===== RECORDED DATA
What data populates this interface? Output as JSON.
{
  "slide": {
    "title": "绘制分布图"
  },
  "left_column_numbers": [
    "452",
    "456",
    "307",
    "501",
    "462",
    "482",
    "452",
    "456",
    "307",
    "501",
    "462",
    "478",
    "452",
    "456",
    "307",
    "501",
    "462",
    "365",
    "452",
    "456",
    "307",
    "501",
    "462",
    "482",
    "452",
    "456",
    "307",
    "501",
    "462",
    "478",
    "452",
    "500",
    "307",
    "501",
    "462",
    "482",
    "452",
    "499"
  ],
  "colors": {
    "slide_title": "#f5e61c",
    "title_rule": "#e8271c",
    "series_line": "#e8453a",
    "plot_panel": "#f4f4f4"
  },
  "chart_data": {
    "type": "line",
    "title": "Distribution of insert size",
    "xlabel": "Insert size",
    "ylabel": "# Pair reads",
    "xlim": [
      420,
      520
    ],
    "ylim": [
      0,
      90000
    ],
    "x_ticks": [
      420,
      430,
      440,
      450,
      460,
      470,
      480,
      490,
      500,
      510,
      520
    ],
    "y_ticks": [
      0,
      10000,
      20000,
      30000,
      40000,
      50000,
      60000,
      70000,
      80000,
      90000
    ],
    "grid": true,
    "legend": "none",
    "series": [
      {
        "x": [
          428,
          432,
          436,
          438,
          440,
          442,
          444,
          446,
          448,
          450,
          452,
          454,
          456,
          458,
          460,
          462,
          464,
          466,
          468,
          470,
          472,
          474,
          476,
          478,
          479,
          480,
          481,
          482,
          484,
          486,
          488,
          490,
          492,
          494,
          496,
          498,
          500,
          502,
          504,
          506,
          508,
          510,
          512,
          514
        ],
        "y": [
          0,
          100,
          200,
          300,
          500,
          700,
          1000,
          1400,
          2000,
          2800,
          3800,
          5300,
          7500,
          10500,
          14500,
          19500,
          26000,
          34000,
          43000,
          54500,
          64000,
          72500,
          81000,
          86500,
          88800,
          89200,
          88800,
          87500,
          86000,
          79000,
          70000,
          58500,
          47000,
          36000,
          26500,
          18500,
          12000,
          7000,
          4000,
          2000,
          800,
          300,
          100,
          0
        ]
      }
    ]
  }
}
==========
===== RECORDED DATA
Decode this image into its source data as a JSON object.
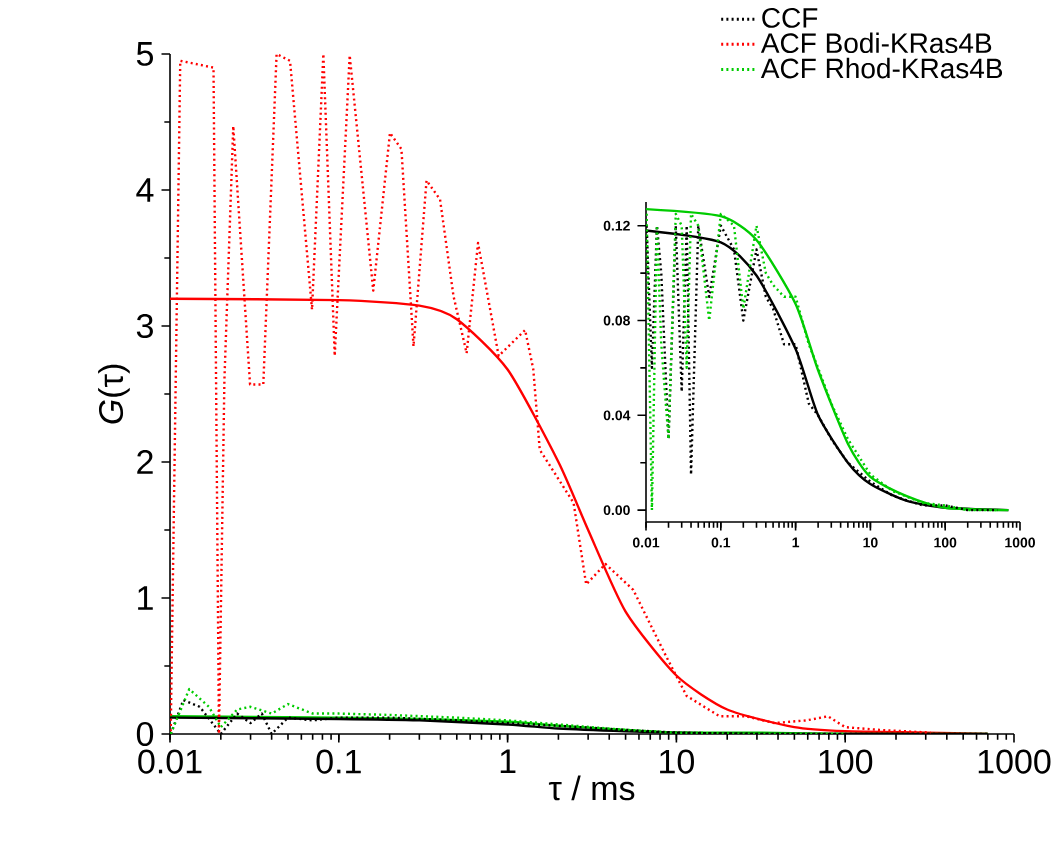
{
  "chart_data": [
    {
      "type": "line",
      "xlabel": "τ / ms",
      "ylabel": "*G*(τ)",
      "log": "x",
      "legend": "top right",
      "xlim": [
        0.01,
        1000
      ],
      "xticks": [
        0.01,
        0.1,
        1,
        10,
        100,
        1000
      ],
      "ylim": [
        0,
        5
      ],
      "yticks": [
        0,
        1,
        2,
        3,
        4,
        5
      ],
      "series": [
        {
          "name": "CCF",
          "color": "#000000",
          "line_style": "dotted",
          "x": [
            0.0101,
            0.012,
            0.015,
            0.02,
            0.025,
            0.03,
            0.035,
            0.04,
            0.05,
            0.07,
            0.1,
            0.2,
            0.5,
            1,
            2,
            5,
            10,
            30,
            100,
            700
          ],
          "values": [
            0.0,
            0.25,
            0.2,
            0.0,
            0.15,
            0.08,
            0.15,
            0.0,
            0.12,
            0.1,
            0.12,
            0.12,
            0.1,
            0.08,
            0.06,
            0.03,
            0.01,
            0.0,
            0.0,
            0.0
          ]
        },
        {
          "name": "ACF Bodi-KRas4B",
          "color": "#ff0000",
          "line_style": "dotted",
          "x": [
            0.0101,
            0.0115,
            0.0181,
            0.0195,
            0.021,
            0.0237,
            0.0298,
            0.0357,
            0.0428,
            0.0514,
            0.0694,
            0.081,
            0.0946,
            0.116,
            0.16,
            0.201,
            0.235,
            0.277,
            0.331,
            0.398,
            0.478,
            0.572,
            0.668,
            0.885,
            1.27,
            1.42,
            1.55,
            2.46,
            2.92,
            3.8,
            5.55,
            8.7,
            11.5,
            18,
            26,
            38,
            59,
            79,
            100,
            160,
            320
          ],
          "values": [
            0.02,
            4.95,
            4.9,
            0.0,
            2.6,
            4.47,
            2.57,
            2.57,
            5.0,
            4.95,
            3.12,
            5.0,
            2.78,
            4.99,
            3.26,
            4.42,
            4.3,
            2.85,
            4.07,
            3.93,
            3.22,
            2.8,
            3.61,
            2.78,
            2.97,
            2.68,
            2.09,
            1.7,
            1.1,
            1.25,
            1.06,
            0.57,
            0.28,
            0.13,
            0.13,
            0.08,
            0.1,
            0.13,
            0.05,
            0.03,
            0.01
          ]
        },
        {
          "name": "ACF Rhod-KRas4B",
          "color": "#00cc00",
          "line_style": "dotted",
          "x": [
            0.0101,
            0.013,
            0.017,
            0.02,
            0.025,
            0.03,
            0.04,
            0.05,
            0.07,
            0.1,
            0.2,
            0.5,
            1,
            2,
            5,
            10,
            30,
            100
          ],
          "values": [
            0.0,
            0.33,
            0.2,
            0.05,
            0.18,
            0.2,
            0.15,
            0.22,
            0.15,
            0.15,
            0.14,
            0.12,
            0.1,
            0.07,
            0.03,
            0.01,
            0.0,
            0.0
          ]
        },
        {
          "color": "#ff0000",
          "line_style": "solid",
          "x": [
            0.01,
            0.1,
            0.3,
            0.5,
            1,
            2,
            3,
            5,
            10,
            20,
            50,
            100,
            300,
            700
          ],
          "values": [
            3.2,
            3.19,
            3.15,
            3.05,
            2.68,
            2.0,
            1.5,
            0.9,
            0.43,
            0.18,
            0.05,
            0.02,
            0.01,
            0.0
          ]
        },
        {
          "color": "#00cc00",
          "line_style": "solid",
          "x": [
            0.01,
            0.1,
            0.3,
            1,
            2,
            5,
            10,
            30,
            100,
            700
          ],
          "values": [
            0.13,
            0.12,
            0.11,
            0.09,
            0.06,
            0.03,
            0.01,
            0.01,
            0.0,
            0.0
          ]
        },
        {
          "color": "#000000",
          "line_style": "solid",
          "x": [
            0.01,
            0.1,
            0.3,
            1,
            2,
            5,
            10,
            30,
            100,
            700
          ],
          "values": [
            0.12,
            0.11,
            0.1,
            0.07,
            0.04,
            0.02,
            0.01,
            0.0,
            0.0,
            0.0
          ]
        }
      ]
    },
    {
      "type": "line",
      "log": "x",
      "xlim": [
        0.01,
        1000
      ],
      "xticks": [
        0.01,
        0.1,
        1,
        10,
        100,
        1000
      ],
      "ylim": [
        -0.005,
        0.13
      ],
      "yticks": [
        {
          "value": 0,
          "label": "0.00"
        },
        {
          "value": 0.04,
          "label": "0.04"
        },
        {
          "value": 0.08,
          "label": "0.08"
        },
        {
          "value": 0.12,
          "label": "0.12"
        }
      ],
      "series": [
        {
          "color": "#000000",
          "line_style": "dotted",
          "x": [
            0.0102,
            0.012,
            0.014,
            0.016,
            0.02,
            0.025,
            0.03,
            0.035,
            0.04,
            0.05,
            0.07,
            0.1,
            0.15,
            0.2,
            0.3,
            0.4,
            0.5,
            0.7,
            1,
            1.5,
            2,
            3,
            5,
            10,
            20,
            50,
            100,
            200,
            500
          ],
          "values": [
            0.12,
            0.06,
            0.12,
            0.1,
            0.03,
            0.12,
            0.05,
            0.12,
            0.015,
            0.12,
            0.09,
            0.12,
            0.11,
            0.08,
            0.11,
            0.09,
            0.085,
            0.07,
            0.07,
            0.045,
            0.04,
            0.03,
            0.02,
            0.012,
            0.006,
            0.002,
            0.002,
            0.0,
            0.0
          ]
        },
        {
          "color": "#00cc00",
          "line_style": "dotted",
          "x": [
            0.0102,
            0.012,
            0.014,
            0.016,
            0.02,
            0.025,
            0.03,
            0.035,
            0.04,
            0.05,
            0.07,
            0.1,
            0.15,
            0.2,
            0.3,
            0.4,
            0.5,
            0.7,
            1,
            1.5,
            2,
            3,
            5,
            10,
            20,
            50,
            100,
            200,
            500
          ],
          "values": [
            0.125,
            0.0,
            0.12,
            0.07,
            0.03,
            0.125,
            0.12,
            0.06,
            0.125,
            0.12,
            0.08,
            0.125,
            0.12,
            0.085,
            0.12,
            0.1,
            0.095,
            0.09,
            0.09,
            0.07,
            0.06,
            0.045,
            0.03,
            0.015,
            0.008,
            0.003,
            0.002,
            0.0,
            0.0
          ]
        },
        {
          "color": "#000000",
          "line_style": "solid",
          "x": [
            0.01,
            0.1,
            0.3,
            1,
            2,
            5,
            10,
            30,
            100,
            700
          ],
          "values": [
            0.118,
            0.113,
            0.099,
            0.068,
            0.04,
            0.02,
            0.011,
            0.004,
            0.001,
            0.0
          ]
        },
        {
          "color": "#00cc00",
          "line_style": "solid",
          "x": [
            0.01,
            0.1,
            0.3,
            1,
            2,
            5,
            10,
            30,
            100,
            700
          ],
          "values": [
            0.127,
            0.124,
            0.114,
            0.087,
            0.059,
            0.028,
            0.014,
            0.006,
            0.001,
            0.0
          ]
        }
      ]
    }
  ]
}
==========
===== RECORDED DATA
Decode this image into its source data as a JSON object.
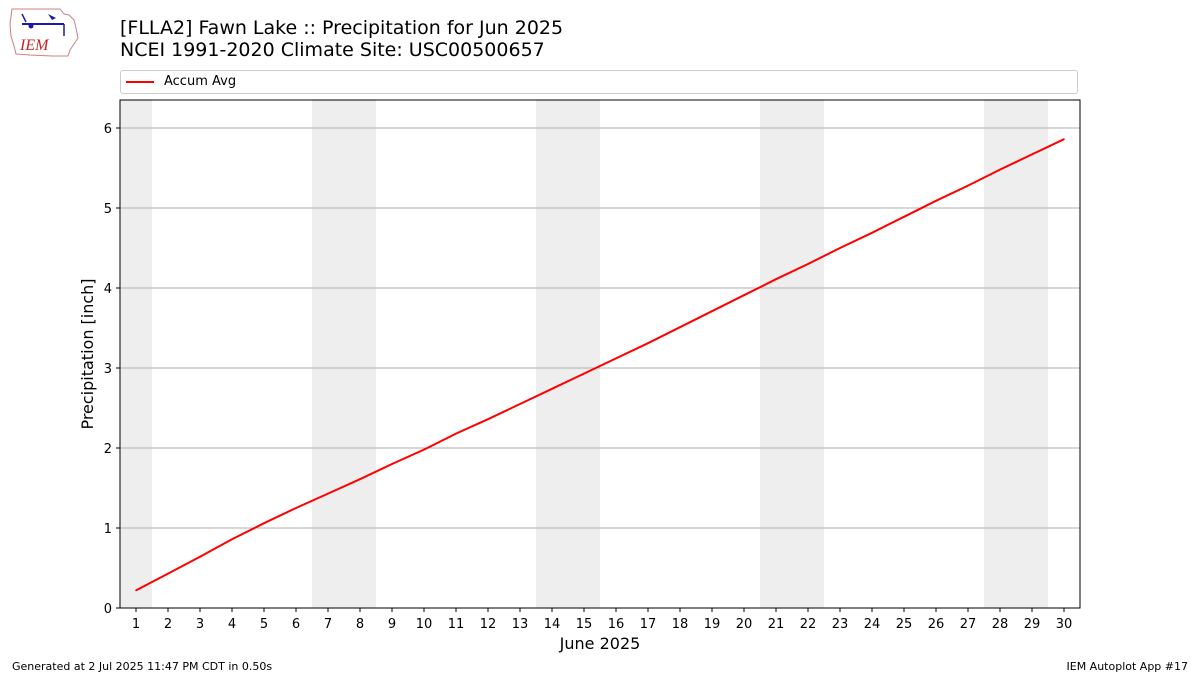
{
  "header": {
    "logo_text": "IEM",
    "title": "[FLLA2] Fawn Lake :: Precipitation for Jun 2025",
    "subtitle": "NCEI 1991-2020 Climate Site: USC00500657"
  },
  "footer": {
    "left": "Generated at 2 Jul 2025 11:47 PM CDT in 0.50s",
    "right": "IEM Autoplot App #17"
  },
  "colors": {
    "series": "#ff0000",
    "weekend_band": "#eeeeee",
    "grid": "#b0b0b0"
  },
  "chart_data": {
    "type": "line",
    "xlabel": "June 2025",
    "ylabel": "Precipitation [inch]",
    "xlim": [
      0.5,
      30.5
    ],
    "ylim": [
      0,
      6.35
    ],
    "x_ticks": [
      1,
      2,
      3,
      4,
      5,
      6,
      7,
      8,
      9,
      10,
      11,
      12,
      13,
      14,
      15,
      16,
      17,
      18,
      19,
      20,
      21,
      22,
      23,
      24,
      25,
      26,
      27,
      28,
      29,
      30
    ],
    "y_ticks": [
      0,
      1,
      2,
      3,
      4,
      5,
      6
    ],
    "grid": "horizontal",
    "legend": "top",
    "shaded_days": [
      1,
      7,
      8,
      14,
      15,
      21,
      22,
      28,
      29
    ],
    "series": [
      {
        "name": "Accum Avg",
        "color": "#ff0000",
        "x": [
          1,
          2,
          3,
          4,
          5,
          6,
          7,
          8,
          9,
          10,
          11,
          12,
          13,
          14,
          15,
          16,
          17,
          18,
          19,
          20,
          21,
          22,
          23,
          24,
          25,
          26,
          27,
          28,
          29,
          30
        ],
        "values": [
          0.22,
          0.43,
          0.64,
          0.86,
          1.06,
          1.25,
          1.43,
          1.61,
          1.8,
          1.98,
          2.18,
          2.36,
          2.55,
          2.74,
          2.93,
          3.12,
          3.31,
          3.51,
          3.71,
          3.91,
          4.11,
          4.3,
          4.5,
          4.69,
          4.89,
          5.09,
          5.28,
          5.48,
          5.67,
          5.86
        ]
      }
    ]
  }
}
==========
:: WHAT THE TASK REQUIRES ::
Where a line holds the string "right", copy that line.

:: OUTPUT OF THE EXERCISE ::
      "legend": "top right",
    "right": "IEM Autoplot App #17"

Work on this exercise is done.